[start]
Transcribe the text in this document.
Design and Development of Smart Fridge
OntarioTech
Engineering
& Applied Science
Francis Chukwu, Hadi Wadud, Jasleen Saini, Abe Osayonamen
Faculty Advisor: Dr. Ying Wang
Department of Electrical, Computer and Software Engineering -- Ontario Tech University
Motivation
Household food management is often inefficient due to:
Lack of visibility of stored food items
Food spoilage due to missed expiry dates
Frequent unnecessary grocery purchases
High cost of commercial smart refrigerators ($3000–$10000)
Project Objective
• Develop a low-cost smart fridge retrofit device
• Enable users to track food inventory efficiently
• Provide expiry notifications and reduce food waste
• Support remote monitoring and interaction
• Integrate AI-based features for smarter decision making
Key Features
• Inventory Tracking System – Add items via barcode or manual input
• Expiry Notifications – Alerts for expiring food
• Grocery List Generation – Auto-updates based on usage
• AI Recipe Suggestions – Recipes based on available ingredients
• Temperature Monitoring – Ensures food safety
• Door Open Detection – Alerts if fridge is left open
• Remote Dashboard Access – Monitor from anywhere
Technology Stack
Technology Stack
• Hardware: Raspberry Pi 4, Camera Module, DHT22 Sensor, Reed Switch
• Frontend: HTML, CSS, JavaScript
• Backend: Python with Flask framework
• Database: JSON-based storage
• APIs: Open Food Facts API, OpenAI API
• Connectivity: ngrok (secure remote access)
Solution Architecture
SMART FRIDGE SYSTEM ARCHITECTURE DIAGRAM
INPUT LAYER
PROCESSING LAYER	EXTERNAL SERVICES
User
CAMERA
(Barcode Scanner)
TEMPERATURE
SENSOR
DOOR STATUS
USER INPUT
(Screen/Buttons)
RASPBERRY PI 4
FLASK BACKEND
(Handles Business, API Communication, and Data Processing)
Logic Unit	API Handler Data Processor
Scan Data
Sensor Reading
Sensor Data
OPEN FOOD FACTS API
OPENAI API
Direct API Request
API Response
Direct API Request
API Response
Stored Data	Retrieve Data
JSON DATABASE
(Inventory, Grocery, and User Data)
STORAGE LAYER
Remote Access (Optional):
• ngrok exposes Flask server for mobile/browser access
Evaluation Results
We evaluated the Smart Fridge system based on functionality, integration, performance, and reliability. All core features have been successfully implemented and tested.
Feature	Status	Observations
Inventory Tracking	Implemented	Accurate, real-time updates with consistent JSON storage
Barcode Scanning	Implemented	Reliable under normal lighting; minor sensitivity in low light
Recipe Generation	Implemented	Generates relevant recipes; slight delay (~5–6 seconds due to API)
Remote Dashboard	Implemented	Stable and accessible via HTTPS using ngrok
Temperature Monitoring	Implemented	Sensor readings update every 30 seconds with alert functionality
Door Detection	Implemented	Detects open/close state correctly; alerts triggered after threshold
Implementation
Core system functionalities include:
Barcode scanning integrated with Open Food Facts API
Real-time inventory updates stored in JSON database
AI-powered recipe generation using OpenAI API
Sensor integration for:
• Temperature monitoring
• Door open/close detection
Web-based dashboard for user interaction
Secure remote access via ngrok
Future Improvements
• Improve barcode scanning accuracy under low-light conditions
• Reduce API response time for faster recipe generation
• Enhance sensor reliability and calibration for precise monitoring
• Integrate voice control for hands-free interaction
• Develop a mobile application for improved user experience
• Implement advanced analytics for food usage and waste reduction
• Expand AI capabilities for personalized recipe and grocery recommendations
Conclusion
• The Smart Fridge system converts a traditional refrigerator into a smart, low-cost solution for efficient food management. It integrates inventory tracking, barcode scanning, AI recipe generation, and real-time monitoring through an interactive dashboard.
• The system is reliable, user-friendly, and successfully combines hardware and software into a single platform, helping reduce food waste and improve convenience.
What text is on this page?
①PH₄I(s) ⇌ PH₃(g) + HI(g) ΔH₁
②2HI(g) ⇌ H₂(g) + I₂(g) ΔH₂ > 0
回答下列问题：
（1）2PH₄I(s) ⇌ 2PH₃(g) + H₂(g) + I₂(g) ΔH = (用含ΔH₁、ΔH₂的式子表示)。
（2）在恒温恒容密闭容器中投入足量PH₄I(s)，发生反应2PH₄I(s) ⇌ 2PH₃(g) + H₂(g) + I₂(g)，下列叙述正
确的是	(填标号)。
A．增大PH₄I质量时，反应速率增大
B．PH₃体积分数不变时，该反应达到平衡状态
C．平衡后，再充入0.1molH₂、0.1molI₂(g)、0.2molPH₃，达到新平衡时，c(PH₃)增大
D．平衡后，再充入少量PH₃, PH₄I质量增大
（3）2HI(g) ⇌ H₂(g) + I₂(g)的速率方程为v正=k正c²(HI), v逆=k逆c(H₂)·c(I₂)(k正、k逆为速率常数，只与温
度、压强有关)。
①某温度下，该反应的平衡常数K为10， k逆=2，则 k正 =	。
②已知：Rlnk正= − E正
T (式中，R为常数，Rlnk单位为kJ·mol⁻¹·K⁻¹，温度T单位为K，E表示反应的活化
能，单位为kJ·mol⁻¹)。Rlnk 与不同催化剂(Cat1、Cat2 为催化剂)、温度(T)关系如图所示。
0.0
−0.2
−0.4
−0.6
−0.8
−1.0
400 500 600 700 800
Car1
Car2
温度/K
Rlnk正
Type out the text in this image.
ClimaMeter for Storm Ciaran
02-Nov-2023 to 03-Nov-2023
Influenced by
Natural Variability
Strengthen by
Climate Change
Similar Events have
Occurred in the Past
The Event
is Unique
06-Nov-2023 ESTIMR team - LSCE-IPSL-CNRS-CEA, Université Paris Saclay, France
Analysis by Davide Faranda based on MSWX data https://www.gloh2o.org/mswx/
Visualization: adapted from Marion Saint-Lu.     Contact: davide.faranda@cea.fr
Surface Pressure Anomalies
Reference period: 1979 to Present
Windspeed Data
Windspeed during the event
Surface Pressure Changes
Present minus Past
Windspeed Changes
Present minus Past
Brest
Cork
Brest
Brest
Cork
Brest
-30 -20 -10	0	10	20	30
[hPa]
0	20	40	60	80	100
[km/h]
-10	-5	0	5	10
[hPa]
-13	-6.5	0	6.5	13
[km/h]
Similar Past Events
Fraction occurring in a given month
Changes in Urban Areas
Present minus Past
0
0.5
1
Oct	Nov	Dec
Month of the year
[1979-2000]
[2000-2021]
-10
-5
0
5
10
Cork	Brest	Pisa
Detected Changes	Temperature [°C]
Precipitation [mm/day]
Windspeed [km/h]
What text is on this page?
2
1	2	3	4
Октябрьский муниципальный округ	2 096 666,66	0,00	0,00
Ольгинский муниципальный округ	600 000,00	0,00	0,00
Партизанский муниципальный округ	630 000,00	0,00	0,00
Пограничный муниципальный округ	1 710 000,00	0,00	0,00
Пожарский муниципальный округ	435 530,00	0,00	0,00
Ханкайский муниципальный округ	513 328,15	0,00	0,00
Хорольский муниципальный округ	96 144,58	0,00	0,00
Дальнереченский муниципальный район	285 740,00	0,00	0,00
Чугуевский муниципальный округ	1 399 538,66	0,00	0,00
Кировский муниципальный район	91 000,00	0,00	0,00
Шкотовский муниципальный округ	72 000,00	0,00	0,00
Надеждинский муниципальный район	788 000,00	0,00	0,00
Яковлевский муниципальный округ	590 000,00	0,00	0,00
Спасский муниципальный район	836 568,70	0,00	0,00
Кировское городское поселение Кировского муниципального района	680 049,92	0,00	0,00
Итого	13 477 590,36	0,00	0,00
[end]
- _Objective_
Return exactly, and only, the line containing "Type out the text in this image." and every line after it through the end of the material.

- _In response_
Type out the text in this image.
ClimaMeter for Storm Ciaran
02-Nov-2023 to 03-Nov-2023
Influenced by
Natural Variability
Strengthen by
Climate Change
Similar Events have
Occurred in the Past
The Event
is Unique
06-Nov-2023 ESTIMR team - LSCE-IPSL-CNRS-CEA, Université Paris Saclay, France
Analysis by Davide Faranda based on MSWX data https://www.gloh2o.org/mswx/
Visualization: adapted from Marion Saint-Lu.     Contact: davide.faranda@cea.fr
Surface Pressure Anomalies
Reference period: 1979 to Present
Windspeed Data
Windspeed during the event
Surface Pressure Changes
Present minus Past
Windspeed Changes
Present minus Past
Brest
Cork
Brest
Brest
Cork
Brest
-30 -20 -10	0	10	20	30
[hPa]
0	20	40	60	80	100
[km/h]
-10	-5	0	5	10
[hPa]
-13	-6.5	0	6.5	13
[km/h]
Similar Past Events
Fraction occurring in a given month
Changes in Urban Areas
Present minus Past
0
0.5
1
Oct	Nov	Dec
Month of the year
[1979-2000]
[2000-2021]
-10
-5
0
5
10
Cork	Brest	Pisa
Detected Changes	Temperature [°C]
Precipitation [mm/day]
Windspeed [km/h]
What text is on this page?
2
1	2	3	4
Октябрьский муниципальный округ	2 096 666,66	0,00	0,00
Ольгинский муниципальный округ	600 000,00	0,00	0,00
Партизанский муниципальный округ	630 000,00	0,00	0,00
Пограничный муниципальный округ	1 710 000,00	0,00	0,00
Пожарский муниципальный округ	435 530,00	0,00	0,00
Ханкайский муниципальный округ	513 328,15	0,00	0,00
Хорольский муниципальный округ	96 144,58	0,00	0,00
Дальнереченский муниципальный район	285 740,00	0,00	0,00
Чугуевский муниципальный округ	1 399 538,66	0,00	0,00
Кировский муниципальный район	91 000,00	0,00	0,00
Шкотовский муниципальный округ	72 000,00	0,00	0,00
Надеждинский муниципальный район	788 000,00	0,00	0,00
Яковлевский муниципальный округ	590 000,00	0,00	0,00
Спасский муниципальный район	836 568,70	0,00	0,00
Кировское городское поселение Кировского муниципального района	680 049,92	0,00	0,00
Итого	13 477 590,36	0,00	0,00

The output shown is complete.